• TO DO:
Look through the material below for "Total". Copy every line that contains it.

[Stored data]
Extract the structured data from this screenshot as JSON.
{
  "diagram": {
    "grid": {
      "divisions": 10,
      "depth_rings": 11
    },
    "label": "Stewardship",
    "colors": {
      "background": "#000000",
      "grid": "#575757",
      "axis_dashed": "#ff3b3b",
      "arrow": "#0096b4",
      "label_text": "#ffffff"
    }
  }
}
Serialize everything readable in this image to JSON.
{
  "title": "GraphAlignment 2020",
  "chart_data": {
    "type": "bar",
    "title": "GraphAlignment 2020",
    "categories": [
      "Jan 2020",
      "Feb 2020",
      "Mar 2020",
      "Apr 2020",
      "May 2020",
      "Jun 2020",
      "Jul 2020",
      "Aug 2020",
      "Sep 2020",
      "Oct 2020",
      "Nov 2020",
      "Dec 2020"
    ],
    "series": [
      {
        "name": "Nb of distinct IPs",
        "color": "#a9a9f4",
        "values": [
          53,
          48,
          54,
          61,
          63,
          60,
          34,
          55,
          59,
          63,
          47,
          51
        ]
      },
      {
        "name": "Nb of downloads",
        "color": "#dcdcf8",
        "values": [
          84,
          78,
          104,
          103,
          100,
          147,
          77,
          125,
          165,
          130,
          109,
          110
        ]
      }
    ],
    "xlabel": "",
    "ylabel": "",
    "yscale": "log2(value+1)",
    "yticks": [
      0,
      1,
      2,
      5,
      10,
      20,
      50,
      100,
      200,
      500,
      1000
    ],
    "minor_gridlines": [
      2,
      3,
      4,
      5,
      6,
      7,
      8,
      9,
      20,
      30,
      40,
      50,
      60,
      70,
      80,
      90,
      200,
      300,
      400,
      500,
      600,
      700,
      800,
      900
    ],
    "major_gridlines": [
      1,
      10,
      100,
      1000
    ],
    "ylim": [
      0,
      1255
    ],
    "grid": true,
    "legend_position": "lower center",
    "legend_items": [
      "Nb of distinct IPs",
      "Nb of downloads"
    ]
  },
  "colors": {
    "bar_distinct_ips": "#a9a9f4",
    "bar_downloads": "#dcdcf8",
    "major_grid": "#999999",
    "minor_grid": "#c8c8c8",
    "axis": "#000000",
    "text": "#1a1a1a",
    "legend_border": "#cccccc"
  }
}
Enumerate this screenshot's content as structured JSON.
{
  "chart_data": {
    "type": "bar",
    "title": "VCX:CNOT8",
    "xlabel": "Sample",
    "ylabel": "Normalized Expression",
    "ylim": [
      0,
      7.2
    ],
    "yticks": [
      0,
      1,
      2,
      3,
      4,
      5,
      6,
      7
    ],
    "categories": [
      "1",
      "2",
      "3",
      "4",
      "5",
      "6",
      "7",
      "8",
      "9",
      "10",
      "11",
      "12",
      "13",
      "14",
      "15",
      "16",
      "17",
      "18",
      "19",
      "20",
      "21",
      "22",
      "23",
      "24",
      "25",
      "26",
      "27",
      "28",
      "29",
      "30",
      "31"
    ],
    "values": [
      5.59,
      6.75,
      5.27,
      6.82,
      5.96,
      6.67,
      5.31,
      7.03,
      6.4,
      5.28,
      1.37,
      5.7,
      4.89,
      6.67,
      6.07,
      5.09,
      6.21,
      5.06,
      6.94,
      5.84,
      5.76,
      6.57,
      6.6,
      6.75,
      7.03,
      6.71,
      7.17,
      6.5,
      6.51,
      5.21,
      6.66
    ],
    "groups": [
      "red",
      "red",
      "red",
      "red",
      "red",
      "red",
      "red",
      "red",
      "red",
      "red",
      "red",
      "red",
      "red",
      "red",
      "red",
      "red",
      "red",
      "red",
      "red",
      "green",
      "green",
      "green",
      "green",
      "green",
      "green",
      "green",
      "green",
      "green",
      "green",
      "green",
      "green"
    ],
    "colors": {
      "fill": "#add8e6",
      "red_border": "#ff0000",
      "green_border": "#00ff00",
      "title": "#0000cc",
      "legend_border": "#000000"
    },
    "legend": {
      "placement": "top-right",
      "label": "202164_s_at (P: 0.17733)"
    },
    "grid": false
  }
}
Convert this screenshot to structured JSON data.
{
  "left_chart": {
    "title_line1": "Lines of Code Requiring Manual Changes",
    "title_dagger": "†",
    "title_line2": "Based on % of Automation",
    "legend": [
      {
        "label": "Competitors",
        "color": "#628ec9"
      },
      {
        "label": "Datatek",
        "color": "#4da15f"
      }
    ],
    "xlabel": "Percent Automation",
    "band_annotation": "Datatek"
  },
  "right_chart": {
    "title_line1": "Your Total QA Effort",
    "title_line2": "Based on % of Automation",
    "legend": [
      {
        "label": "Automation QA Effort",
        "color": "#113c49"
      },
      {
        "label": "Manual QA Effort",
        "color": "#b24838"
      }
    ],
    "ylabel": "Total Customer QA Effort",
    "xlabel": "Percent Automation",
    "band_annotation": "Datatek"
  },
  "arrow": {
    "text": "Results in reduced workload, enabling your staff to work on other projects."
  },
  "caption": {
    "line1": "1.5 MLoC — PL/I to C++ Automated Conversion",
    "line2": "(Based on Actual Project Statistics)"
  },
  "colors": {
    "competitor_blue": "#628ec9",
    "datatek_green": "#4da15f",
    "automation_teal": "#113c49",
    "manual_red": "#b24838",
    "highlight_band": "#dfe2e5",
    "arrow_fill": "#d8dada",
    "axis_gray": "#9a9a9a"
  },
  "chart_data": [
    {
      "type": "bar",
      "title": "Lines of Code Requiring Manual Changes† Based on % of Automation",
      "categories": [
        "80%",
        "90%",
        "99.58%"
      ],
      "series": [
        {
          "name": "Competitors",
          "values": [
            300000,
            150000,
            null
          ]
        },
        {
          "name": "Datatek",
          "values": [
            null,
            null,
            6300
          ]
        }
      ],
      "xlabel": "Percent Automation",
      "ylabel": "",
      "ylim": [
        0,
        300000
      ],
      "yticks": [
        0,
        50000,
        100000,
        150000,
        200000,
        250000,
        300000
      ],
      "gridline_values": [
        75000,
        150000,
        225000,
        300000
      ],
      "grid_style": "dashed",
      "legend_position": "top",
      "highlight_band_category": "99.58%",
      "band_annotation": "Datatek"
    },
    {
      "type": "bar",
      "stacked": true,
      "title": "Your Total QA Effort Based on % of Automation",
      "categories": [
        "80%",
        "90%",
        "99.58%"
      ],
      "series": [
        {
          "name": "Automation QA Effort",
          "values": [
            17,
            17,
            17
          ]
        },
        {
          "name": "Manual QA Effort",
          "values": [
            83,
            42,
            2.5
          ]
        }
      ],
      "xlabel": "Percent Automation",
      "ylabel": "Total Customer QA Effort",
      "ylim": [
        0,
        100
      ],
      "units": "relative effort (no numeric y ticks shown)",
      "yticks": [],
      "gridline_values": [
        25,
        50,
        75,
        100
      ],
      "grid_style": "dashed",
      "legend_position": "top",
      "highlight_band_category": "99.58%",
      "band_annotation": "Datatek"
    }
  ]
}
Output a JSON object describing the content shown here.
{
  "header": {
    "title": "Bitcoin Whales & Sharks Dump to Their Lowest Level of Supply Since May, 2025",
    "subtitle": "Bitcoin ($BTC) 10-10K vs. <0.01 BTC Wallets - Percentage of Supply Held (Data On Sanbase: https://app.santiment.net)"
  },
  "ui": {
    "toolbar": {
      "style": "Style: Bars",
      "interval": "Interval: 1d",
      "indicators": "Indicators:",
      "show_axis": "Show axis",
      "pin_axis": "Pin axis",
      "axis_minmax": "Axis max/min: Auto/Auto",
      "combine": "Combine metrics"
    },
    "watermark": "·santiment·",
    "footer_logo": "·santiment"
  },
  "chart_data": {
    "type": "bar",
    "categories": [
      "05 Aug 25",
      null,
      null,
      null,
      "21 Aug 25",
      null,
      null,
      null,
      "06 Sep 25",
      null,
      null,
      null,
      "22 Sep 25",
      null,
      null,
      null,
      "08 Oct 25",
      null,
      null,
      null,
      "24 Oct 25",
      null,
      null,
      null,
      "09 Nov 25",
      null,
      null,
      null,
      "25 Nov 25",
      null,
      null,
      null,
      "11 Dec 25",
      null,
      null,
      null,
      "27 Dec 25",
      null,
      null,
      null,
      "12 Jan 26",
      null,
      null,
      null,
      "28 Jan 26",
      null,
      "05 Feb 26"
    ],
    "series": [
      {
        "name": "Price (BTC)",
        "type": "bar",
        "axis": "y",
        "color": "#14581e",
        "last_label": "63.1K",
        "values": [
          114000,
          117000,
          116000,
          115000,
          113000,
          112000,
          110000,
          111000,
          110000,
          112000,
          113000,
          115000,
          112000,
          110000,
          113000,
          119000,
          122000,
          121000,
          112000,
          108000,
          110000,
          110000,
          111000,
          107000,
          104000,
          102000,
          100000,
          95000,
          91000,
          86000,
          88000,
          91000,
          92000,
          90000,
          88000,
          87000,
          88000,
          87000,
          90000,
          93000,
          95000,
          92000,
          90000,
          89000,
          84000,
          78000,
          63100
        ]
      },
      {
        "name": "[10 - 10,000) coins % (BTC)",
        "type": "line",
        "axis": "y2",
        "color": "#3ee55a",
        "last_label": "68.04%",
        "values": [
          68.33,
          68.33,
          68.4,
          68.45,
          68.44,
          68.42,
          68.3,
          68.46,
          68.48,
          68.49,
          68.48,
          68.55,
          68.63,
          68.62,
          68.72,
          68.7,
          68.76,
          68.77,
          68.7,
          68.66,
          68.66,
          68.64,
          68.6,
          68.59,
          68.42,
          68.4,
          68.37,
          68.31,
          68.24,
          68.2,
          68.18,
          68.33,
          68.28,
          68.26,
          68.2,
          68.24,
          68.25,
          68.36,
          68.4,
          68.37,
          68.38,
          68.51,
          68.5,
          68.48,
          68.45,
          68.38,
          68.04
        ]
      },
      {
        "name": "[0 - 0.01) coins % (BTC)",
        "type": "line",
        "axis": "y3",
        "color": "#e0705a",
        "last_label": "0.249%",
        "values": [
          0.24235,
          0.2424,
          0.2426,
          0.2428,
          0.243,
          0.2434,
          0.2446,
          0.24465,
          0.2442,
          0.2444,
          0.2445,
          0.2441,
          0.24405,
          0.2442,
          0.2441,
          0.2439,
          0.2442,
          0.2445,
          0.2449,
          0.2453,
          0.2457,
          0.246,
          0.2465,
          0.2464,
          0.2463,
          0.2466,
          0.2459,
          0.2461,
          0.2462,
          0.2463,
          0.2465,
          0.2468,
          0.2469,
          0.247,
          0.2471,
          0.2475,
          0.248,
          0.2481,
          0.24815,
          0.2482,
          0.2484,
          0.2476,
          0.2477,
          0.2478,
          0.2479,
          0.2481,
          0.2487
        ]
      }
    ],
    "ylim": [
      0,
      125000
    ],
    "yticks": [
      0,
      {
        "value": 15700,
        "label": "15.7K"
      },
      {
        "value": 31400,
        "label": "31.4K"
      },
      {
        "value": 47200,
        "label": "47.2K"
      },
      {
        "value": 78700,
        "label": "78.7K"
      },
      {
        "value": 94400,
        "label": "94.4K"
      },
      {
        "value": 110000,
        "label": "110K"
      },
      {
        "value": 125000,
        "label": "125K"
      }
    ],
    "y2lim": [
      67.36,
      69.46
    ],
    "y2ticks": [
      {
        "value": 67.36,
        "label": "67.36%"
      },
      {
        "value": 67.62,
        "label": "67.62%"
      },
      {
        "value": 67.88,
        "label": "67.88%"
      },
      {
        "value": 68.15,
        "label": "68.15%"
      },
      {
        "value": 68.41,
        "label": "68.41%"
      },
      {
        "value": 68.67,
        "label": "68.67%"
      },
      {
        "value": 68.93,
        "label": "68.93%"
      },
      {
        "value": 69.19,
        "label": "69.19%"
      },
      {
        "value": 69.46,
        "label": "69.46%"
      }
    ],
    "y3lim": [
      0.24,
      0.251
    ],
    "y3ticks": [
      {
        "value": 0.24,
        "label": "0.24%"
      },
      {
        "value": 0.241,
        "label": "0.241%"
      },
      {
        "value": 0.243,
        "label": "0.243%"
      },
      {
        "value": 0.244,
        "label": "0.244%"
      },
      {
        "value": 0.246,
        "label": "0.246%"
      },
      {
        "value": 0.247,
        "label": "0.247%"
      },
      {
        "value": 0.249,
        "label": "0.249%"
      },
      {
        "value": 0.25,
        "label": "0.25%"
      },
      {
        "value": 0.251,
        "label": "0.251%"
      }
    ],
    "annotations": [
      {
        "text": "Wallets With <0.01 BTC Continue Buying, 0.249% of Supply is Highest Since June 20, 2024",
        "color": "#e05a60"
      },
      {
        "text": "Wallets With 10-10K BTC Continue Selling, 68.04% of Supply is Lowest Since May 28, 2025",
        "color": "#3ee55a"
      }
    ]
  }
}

• FINAL RESULT:
    "title_line1": "Your Total QA Effort",
    "ylabel": "Total Customer QA Effort",
      "title": "Your Total QA Effort Based on % of Automation",
      "ylabel": "Total Customer QA Effort",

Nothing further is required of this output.